Reproduce every line of the data below verbatim, in its original order.

[Source data]
>> start

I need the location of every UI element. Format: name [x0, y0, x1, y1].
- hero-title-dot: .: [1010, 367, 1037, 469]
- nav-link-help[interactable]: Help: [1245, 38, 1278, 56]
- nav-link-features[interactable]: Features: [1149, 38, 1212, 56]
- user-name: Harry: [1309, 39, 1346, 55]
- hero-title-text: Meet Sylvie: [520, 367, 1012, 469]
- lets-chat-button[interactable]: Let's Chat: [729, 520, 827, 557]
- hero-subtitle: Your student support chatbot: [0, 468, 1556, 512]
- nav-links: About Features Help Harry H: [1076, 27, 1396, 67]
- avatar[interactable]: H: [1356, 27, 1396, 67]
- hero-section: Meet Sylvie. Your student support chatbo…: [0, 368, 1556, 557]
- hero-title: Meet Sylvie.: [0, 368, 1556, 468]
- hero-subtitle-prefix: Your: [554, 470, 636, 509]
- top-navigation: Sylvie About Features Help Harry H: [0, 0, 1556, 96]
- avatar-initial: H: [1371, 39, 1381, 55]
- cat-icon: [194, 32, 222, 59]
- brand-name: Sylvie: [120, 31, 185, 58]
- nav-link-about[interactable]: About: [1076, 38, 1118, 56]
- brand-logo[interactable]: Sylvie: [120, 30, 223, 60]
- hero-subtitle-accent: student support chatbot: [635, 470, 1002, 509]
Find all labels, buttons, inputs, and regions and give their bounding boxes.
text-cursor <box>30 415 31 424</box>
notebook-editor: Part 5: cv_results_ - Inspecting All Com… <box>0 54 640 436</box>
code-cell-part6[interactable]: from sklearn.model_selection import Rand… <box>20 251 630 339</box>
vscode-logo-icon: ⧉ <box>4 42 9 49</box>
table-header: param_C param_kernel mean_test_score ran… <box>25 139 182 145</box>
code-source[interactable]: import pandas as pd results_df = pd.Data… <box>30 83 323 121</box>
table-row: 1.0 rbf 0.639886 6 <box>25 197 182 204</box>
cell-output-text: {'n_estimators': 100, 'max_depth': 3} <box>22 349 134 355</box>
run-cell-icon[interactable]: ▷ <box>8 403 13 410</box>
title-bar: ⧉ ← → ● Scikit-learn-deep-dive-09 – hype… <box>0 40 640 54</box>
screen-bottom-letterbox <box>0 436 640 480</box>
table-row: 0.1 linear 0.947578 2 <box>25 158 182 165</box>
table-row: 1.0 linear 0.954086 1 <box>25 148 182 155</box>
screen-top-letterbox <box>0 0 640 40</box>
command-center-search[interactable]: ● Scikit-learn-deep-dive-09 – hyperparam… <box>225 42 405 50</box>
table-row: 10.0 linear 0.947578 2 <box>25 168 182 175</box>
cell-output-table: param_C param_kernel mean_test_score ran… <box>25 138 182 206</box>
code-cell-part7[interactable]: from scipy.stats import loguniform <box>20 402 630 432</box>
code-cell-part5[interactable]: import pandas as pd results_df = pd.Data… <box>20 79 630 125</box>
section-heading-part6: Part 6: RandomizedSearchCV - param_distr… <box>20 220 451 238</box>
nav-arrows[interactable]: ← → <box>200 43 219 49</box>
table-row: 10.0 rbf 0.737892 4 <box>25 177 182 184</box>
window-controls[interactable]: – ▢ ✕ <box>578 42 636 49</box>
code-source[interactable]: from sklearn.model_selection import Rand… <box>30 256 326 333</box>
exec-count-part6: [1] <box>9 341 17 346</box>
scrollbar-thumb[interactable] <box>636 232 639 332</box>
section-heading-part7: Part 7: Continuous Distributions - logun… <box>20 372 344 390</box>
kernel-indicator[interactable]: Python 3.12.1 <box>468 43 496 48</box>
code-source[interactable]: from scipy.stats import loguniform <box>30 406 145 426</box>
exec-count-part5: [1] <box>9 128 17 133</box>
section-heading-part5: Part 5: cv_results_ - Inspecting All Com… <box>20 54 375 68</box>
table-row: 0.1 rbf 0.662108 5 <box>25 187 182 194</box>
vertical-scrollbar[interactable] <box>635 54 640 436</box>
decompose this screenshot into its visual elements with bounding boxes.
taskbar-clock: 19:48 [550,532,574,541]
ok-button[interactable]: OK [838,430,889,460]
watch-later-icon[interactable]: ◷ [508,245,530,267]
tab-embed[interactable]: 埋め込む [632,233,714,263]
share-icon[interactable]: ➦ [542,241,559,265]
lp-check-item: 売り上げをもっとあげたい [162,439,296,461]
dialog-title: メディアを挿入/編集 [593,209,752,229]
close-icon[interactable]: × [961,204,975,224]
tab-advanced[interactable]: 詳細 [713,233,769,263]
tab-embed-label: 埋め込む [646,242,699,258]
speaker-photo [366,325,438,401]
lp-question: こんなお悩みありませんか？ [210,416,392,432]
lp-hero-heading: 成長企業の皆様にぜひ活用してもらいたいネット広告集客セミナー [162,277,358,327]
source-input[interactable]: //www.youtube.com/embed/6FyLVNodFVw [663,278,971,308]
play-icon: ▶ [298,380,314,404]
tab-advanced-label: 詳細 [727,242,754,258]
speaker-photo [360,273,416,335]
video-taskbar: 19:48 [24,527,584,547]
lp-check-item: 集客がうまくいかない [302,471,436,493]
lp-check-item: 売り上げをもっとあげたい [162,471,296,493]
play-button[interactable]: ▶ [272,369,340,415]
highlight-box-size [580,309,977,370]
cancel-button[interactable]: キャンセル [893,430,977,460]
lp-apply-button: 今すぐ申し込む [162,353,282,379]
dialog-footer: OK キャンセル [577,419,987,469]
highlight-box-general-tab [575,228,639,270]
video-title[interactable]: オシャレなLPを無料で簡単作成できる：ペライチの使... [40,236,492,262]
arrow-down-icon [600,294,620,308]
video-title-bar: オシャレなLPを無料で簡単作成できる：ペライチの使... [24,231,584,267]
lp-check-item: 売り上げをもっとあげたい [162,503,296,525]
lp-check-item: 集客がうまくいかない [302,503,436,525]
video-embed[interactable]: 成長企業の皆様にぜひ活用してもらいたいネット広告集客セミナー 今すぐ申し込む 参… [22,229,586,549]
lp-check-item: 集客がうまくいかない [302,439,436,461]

>> end

FINAL RESULT:
I need the location of every UI element. Format: name [x0, y0, x1, y1].
- hero-title-dot: .: [1010, 367, 1037, 469]
- nav-link-help[interactable]: Help: [1245, 38, 1278, 56]
- nav-link-features[interactable]: Features: [1149, 38, 1212, 56]
- user-name: Harry: [1309, 39, 1346, 55]
- hero-title-text: Meet Sylvie: [520, 367, 1012, 469]
- lets-chat-button[interactable]: Let's Chat: [729, 520, 827, 557]
- hero-subtitle: Your student support chatbot: [0, 468, 1556, 512]
- nav-links: About Features Help Harry H: [1076, 27, 1396, 67]
- avatar[interactable]: H: [1356, 27, 1396, 67]
- hero-section: Meet Sylvie. Your student support chatbo…: [0, 368, 1556, 557]
- hero-title: Meet Sylvie.: [0, 368, 1556, 468]
- hero-subtitle-prefix: Your: [554, 470, 636, 509]
- top-navigation: Sylvie About Features Help Harry H: [0, 0, 1556, 96]
- avatar-initial: H: [1371, 39, 1381, 55]
- cat-icon: [194, 32, 222, 59]
- brand-name: Sylvie: [120, 31, 185, 58]
- nav-link-about[interactable]: About: [1076, 38, 1118, 56]
- brand-logo[interactable]: Sylvie: [120, 30, 223, 60]
- hero-subtitle-accent: student support chatbot: [635, 470, 1002, 509]
Find all labels, buttons, inputs, and regions and give their bounding boxes.
text-cursor <box>30 415 31 424</box>
notebook-editor: Part 5: cv_results_ - Inspecting All Com… <box>0 54 640 436</box>
code-cell-part6[interactable]: from sklearn.model_selection import Rand… <box>20 251 630 339</box>
vscode-logo-icon: ⧉ <box>4 42 9 49</box>
table-header: param_C param_kernel mean_test_score ran… <box>25 139 182 145</box>
code-source[interactable]: import pandas as pd results_df = pd.Data… <box>30 83 323 121</box>
table-row: 1.0 rbf 0.639886 6 <box>25 197 182 204</box>
cell-output-text: {'n_estimators': 100, 'max_depth': 3} <box>22 349 134 355</box>
run-cell-icon[interactable]: ▷ <box>8 403 13 410</box>
title-bar: ⧉ ← → ● Scikit-learn-deep-dive-09 – hype… <box>0 40 640 54</box>
screen-bottom-letterbox <box>0 436 640 480</box>
table-row: 0.1 linear 0.947578 2 <box>25 158 182 165</box>
table-row: 1.0 linear 0.954086 1 <box>25 148 182 155</box>
screen-top-letterbox <box>0 0 640 40</box>
command-center-search[interactable]: ● Scikit-learn-deep-dive-09 – hyperparam… <box>225 42 405 50</box>
table-row: 10.0 linear 0.947578 2 <box>25 168 182 175</box>
cell-output-table: param_C param_kernel mean_test_score ran… <box>25 138 182 206</box>
code-cell-part7[interactable]: from scipy.stats import loguniform <box>20 402 630 432</box>
code-cell-part5[interactable]: import pandas as pd results_df = pd.Data… <box>20 79 630 125</box>
section-heading-part6: Part 6: RandomizedSearchCV - param_distr… <box>20 220 451 238</box>
nav-arrows[interactable]: ← → <box>200 43 219 49</box>
table-row: 10.0 rbf 0.737892 4 <box>25 177 182 184</box>
window-controls[interactable]: – ▢ ✕ <box>578 42 636 49</box>
code-source[interactable]: from sklearn.model_selection import Rand… <box>30 256 326 333</box>
exec-count-part6: [1] <box>9 341 17 346</box>
scrollbar-thumb[interactable] <box>636 232 639 332</box>
section-heading-part7: Part 7: Continuous Distributions - logun… <box>20 372 344 390</box>
kernel-indicator[interactable]: Python 3.12.1 <box>468 43 496 48</box>
code-source[interactable]: from scipy.stats import loguniform <box>30 406 145 426</box>
exec-count-part5: [1] <box>9 128 17 133</box>
section-heading-part5: Part 5: cv_results_ - Inspecting All Com… <box>20 54 375 68</box>
table-row: 0.1 rbf 0.662108 5 <box>25 187 182 194</box>
vertical-scrollbar[interactable] <box>635 54 640 436</box>
decompose this screenshot into its visual elements with bounding boxes.
taskbar-clock: 19:48 [550,532,574,541]
ok-button[interactable]: OK [838,430,889,460]
watch-later-icon[interactable]: ◷ [508,245,530,267]
tab-embed[interactable]: 埋め込む [632,233,714,263]
share-icon[interactable]: ➦ [542,241,559,265]
lp-check-item: 売り上げをもっとあげたい [162,439,296,461]
dialog-title: メディアを挿入/編集 [593,209,752,229]
close-icon[interactable]: × [961,204,975,224]
tab-advanced[interactable]: 詳細 [713,233,769,263]
tab-embed-label: 埋め込む [646,242,699,258]
speaker-photo [366,325,438,401]
lp-question: こんなお悩みありませんか？ [210,416,392,432]
lp-hero-heading: 成長企業の皆様にぜひ活用してもらいたいネット広告集客セミナー [162,277,358,327]
source-input[interactable]: //www.youtube.com/embed/6FyLVNodFVw [663,278,971,308]
play-icon: ▶ [298,380,314,404]
tab-advanced-label: 詳細 [727,242,754,258]
speaker-photo [360,273,416,335]
video-taskbar: 19:48 [24,527,584,547]
lp-check-item: 集客がうまくいかない [302,471,436,493]
lp-check-item: 売り上げをもっとあげたい [162,471,296,493]
play-button[interactable]: ▶ [272,369,340,415]
highlight-box-size [580,309,977,370]
cancel-button[interactable]: キャンセル [893,430,977,460]
lp-apply-button: 今すぐ申し込む [162,353,282,379]
dialog-footer: OK キャンセル [577,419,987,469]
highlight-box-general-tab [575,228,639,270]
video-title[interactable]: オシャレなLPを無料で簡単作成できる：ペライチの使... [40,236,492,262]
arrow-down-icon [600,294,620,308]
video-title-bar: オシャレなLPを無料で簡単作成できる：ペライチの使... [24,231,584,267]
lp-check-item: 売り上げをもっとあげたい [162,503,296,525]
lp-check-item: 集客がうまくいかない [302,503,436,525]
video-embed[interactable]: 成長企業の皆様にぜひ活用してもらいたいネット広告集客セミナー 今すぐ申し込む 参… [22,229,586,549]
lp-check-item: 集客がうまくいかない [302,439,436,461]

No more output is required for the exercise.